>> BEGIN

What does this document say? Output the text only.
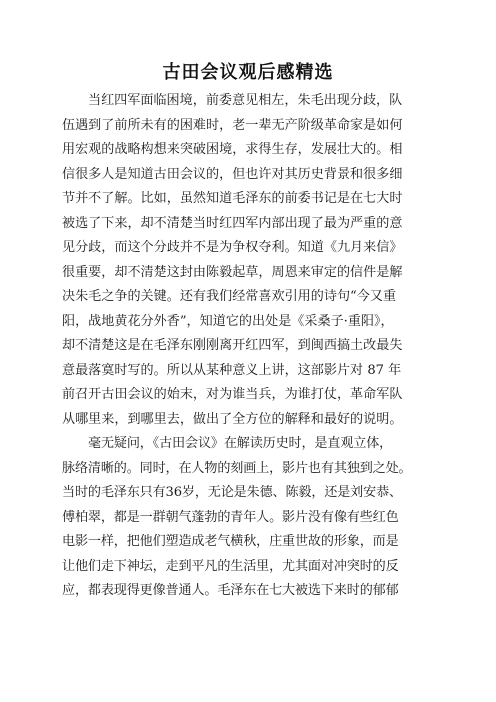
古田会议观后感精选
当红四军面临困境，前委意见相左，朱毛出现分歧，队
伍遇到了前所未有的困难时，老一辈无产阶级革命家是如何
用宏观的战略构想来突破困境，求得生存，发展壮大的。相
信很多人是知道古田会议的，但也许对其历史背景和很多细
节并不了解。比如，虽然知道毛泽东的前委书记是在七大时
被选了下来，却不清楚当时红四军内部出现了最为严重的意
见分歧，而这个分歧并不是为争权夺利。知道《九月来信》
很重要，却不清楚这封由陈毅起草，周恩来审定的信件是解
决朱毛之争的关键。还有我们经常喜欢引用的诗句“今又重
阳，战地黄花分外香”，知道它的出处是《采桑子·重阳》，
却不清楚这是在毛泽东刚刚离开红四军，到闽西搞土改最失
意最落寞时写的。所以从某种意义上讲，这部影片对 87 年
前召开古田会议的始末，对为谁当兵，为谁打仗，革命军队
从哪里来，到哪里去，做出了全方位的解释和最好的说明。
毫无疑问，《古田会议》在解读历史时，是直观立体，
脉络清晰的。同时，在人物的刻画上，影片也有其独到之处。
当时的毛泽东只有36岁，无论是朱德、陈毅，还是刘安恭、
傅柏翠，都是一群朝气蓬勃的青年人。影片没有像有些红色
电影一样，把他们塑造成老气横秋，庄重世故的形象，而是
让他们走下神坛，走到平凡的生活里，尤其面对冲突时的反
应，都表现得更像普通人。毛泽东在七大被选下来时的郁郁
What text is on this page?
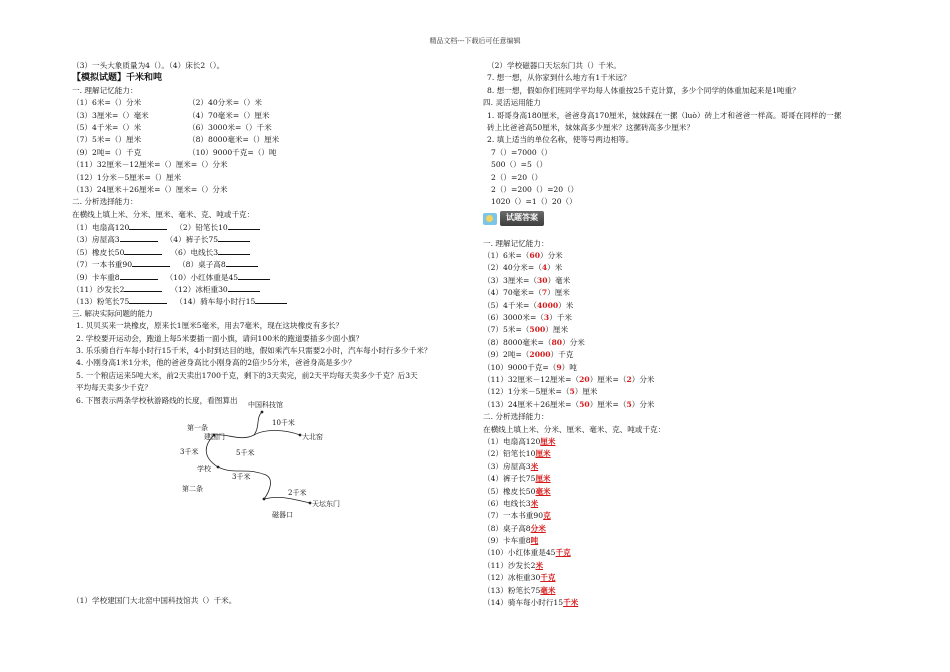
精品文档---下载后可任意编辑
（3）一头大象质量为4（）。（4）床长2（）。
【模拟试题】千米和吨
一. 理解记忆能力：
（1）6米=（）分米	（2）40分米=（）米
（3）3厘米=（）毫米	（4）70毫米=（）厘米
（5）4千米=（）米	（6）3000米=（）千米
（7）5米=（）厘米	（8）8000毫米=（）厘米
（9）2吨=（）千克	（10）9000千克=（）吨
（11）32厘米－12厘米=（）厘米=（）分米
（12）1分米－5厘米=（）厘米
（13）24厘米＋26厘米=（）厘米=（）分米
二. 分析选择能力：
在横线上填上米、分米、厘米、毫米、克、吨或千克：
（1）电扇高120	（2）铅笔长10
（3）房屋高3	（4）裤子长75
（5）橡皮长50	（6）电线长3
（7）一本书重90	（8）桌子高8
（9）卡车重8	（10）小红体重是45
（11）沙发长2	（12）冰柜重30
（13）粉笔长75	（14）骑车每小时行15
三. 解决实际问题的能力
1. 贝贝买来一块橡皮，原来长1厘米5毫米，用去7毫米，现在这块橡皮有多长？
2. 学校要开运动会，跑道上每5米要插一面小旗，请问100米的跑道要插多少面小旗？
3. 乐乐骑自行车每小时行15千米，4小时到达目的地，假如乘汽车只需要2小时，汽车每小时行多少千米？
4. 小刚身高1米1分米，他的爸爸身高比小刚身高的2倍少5分米，爸爸身高是多少？
5. 一个粮店运来5吨大米，前2天卖出1700千克，剩下的3天卖完，前2天平均每天卖多少千克？后3天
平均每天卖多少千克？
6. 下图表示两条学校秋游路线的长度，看图算出
中国科技馆
第一条
10千米
建国门	大北窑
3千米	5千米
学校
3千米
第二条	2千米
天坛东门
磁器口
（1）学校建国门大北窑中国科技馆共（）千米。
（2）学校磁器口天坛东门共（）千米。
7. 想一想，从你家到什么地方有1千米远？
8. 想一想，假如你们班同学平均每人体重按25千克计算，多少个同学的体重加起来是1吨重？
四. 灵活运用能力
1. 哥哥身高180厘米，爸爸身高170厘米，妹妹踩在一摞（luò）砖上才和爸爸一样高。哥哥在同样的一摞
砖上比爸爸高50厘米，妹妹高多少厘米？这摞砖高多少厘米？
2. 填上适当的单位名称，使等号两边相等。
7（）=7000（）
500（）=5（）
2（）=20（）
2（）=200（）=20（）
1020（）=1（）20（）
试题答案
一. 理解记忆能力：
（1）6米=（60）分米
（2）40分米=（4）米
（3）3厘米=（30）毫米
（4）70毫米=（7）厘米
（5）4千米=（4000）米
（6）3000米=（3）千米
（7）5米=（500）厘米
（8）8000毫米=（80）分米
（9）2吨=（2000）千克
（10）9000千克=（9）吨
（11）32厘米－12厘米=（20）厘米=（2）分米
（12）1分米－5厘米=（5）厘米
（13）24厘米＋26厘米=（50）厘米=（5）分米
二. 分析选择能力：
在横线上填上米、分米、厘米、毫米、克、吨或千克：
（1）电扇高120厘米
（2）铅笔长10厘米
（3）房屋高3米
（4）裤子长75厘米
（5）橡皮长50毫米
（6）电线长3米
（7）一本书重90克
（8）桌子高8分米
（9）卡车重8吨
（10）小红体重是45千克
（11）沙发长2米
（12）冰柜重30千克
（13）粉笔长75毫米
（14）骑车每小时行15千米
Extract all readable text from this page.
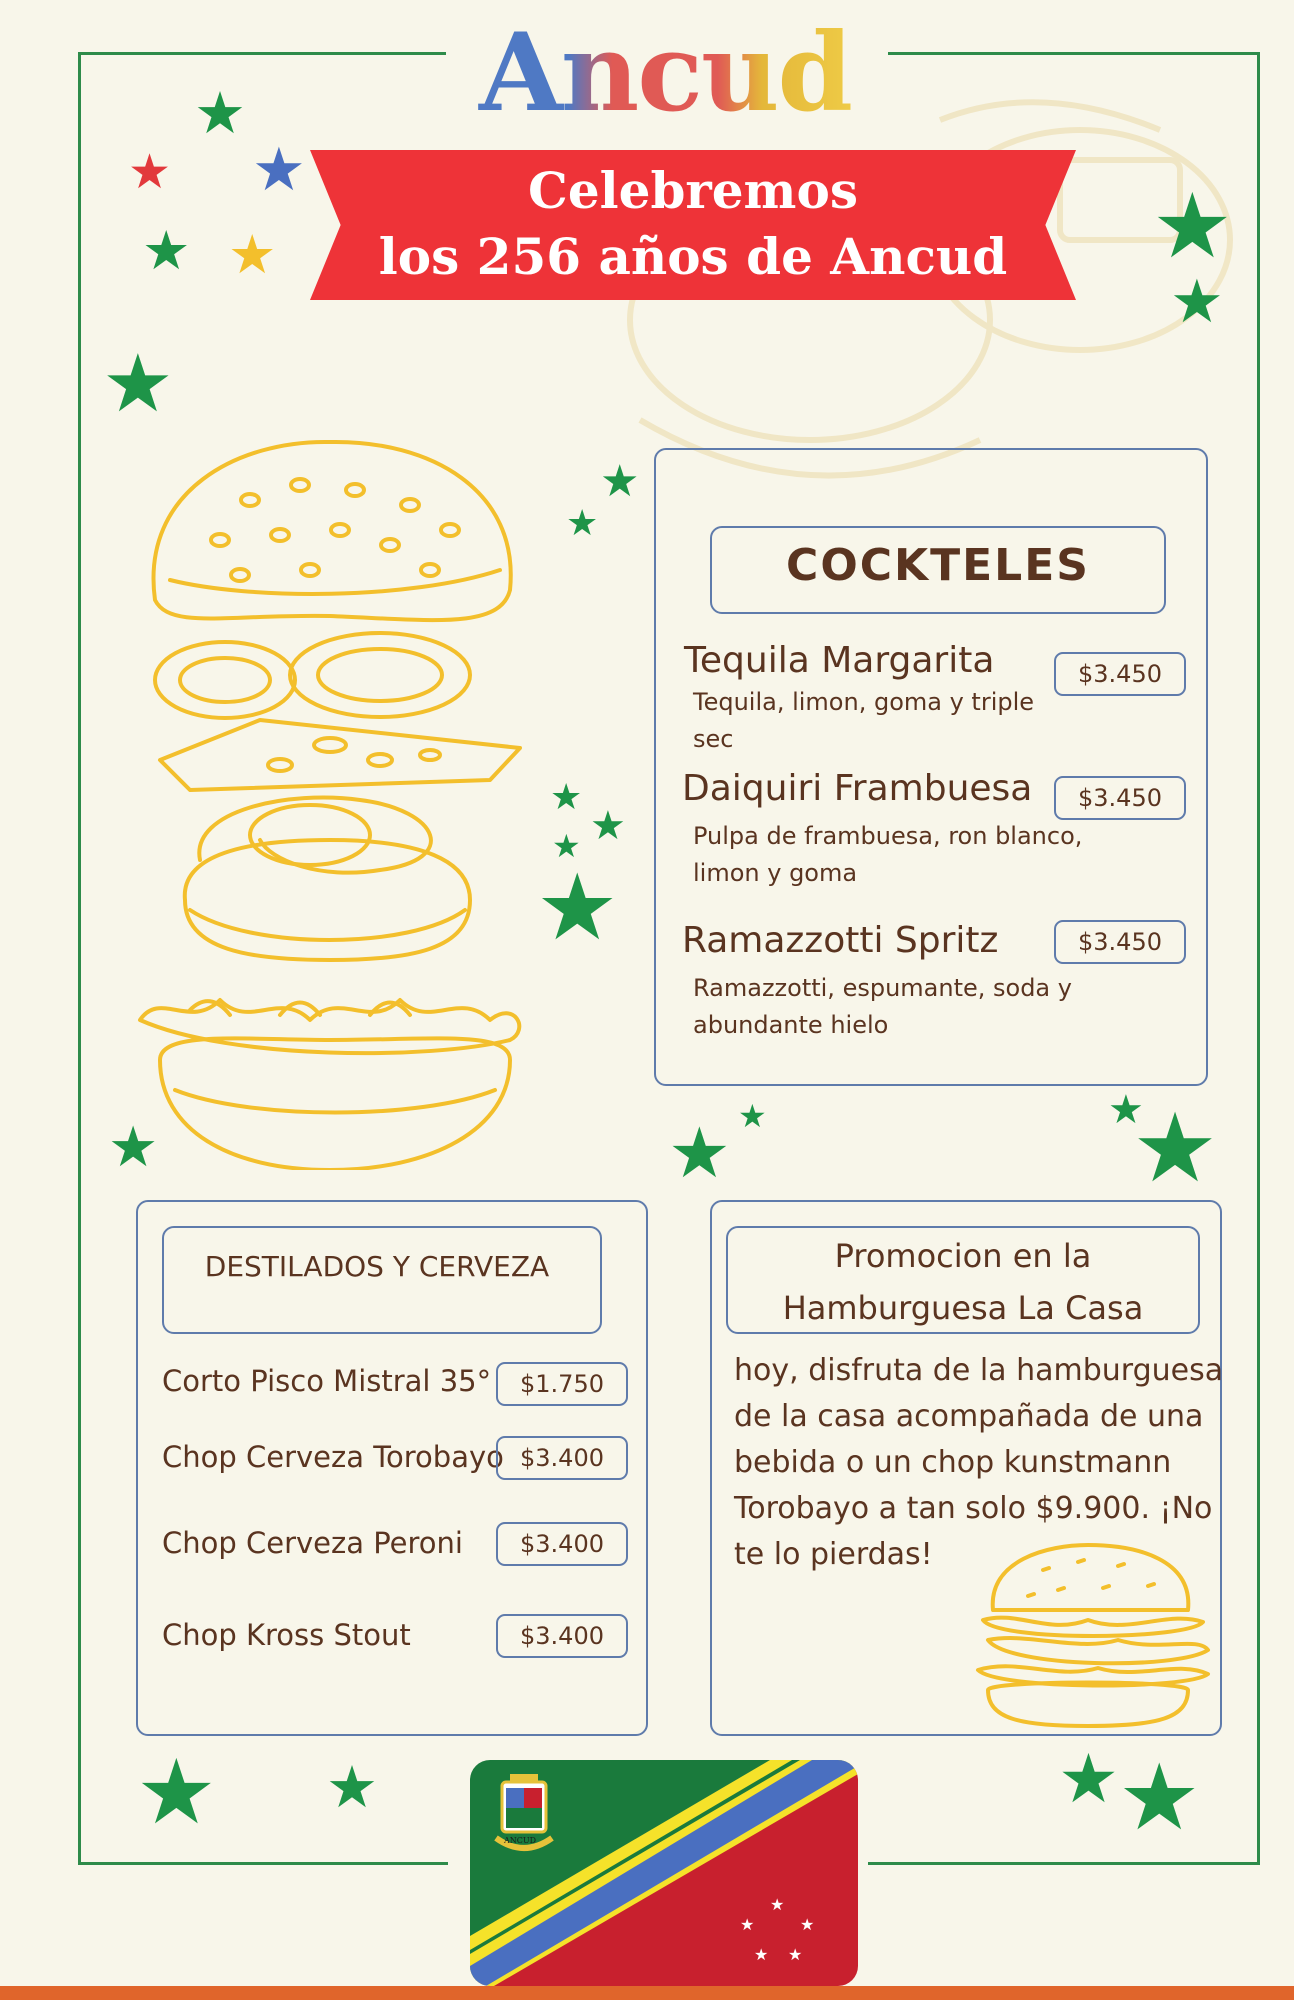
Ancud
Celebremos
los 256 años de Ancud
★
★ ★
★ ★	★
★
★
★
★
★
★
★
★
★	★ ★	★
★
★ ★	★ ★
COCKTELES
Tequila Margarita	$3.450
Tequila, limon, goma y triple
sec
Daiquiri Frambuesa	$3.450
Pulpa de frambuesa, ron blanco,
limon y goma
Ramazzotti Spritz	$3.450
Ramazzotti, espumante, soda y
abundante hielo
DESTILADOS Y CERVEZA
Corto Pisco Mistral 35°	$1.750
Chop Cerveza Torobayo $3.400
Chop Cerveza Peroni	$3.400
Chop Kross Stout	$3.400
Promocion en la
Hamburguesa La Casa
hoy, disfruta de la hamburguesa
de la casa acompañada de una
bebida o un chop kunstmann
Torobayo a tan solo $9.900. ¡No
te lo pierdas!
★
★
★
★ ★
ANCUD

>> END

● Instructions to follow
Using the listing above, list every line in which the string "text" occurs.

● Solved exercise
What does this document say? Output the text only.
What text is on this page?
Extract all readable text from this page.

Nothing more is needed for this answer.